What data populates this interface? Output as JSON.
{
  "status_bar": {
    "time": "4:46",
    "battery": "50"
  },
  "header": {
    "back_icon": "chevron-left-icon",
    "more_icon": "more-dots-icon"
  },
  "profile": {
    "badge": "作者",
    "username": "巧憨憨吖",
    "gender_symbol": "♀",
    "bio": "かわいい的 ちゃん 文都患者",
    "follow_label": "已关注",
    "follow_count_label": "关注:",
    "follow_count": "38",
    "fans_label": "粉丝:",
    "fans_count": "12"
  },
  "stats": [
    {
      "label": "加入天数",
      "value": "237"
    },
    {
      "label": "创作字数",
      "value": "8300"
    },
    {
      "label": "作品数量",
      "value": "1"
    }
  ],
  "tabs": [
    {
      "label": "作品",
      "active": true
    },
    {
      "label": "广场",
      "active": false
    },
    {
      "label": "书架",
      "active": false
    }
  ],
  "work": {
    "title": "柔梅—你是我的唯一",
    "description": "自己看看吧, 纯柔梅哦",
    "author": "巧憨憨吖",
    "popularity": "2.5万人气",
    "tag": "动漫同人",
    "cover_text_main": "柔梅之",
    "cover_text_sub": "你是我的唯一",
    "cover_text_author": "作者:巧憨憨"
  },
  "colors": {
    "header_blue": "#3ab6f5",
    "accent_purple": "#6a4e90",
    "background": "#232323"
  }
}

--

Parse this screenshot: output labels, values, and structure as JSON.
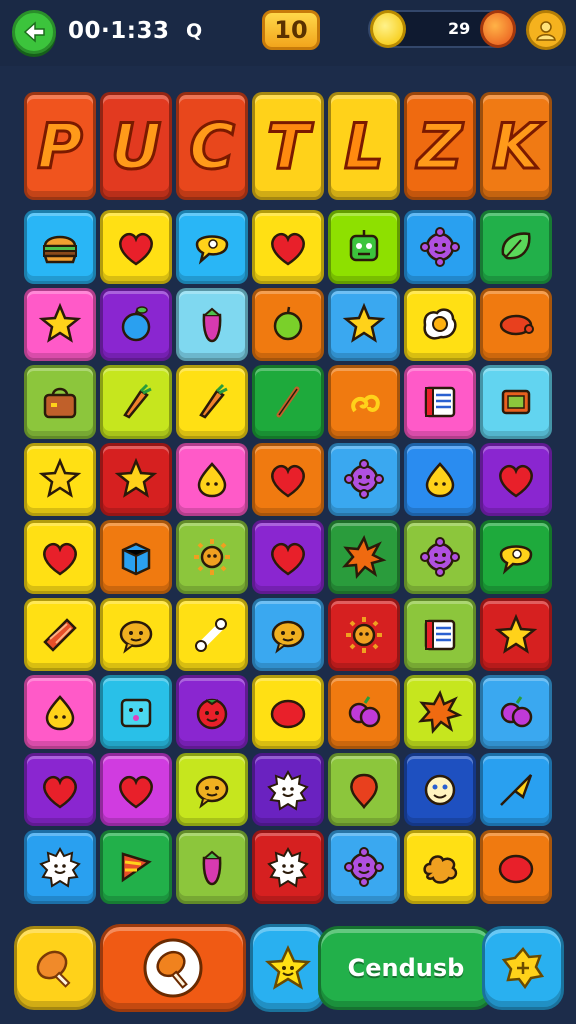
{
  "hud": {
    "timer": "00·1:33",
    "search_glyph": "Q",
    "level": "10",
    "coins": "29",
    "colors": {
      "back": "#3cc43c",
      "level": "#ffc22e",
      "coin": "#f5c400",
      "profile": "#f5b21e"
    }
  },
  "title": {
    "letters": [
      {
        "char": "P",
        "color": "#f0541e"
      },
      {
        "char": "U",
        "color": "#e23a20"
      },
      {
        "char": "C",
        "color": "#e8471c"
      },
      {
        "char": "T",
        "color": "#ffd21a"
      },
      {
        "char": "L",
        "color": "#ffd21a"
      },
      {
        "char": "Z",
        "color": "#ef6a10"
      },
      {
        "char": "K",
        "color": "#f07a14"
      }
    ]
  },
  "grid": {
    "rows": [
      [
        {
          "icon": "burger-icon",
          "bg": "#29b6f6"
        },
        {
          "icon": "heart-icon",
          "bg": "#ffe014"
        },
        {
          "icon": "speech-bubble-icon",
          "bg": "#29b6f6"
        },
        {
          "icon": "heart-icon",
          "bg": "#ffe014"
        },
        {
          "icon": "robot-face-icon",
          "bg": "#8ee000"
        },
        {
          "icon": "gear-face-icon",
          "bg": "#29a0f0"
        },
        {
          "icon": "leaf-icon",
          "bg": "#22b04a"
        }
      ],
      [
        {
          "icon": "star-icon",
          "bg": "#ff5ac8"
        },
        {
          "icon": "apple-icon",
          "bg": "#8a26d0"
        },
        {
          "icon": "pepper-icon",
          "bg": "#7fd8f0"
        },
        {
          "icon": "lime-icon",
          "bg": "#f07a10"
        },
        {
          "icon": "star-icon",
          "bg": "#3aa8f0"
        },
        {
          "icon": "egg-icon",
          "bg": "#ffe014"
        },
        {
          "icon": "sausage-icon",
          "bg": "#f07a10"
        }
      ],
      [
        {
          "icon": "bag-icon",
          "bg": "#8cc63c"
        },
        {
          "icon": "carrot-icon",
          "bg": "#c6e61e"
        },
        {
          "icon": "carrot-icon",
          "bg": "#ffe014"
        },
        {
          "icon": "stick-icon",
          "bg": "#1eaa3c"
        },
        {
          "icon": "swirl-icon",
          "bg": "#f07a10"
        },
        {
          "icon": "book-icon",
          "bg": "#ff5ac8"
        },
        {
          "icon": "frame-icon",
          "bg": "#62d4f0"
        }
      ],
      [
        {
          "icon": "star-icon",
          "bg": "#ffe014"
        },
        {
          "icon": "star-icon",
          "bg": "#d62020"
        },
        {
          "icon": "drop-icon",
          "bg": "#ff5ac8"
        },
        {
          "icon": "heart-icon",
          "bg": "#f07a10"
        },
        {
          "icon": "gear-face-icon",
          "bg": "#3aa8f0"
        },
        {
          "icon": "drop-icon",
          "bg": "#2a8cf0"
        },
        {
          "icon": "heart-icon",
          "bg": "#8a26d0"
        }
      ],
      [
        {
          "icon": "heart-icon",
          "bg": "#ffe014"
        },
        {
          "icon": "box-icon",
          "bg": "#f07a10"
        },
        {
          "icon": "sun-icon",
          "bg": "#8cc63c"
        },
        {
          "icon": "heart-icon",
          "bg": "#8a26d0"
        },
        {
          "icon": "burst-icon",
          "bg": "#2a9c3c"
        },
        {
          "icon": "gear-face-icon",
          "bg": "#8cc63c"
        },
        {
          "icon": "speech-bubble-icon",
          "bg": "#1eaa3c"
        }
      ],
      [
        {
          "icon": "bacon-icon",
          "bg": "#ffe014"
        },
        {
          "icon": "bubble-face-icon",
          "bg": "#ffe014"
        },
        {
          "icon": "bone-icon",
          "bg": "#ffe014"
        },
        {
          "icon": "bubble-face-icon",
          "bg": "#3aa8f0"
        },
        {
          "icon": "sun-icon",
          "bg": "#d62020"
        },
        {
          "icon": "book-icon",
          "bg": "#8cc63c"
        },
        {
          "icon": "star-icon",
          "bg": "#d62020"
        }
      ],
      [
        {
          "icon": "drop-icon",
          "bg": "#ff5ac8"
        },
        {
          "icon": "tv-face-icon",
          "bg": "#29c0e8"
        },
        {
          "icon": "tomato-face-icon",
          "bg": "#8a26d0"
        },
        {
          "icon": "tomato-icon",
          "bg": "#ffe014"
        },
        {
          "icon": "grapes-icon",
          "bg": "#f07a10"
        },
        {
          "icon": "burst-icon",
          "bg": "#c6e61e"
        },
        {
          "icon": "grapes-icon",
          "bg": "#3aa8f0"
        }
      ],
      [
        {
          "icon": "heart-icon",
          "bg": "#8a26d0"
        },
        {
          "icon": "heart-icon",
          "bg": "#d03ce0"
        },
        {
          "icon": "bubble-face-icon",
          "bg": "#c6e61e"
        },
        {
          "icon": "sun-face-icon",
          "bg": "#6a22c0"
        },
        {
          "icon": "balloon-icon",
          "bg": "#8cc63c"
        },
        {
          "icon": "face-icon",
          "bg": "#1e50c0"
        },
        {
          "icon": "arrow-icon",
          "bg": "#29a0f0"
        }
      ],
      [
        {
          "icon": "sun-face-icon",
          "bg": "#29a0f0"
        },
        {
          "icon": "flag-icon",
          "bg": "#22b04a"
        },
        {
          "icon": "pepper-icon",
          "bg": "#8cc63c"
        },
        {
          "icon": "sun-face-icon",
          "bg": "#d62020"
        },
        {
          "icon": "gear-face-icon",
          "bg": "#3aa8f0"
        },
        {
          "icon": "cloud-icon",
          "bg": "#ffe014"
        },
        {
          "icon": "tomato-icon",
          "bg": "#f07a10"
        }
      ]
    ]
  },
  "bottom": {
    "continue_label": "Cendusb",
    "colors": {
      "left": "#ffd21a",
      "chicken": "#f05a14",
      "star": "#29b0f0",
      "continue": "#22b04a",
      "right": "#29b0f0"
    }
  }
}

OBJECTIVE
Return each line in the records that holds the string "char".

WORKED ANSWER
        "char": "P",
        "char": "U",
        "char": "C",
        "char": "T",
        "char": "L",
        "char": "Z",
        "char": "K",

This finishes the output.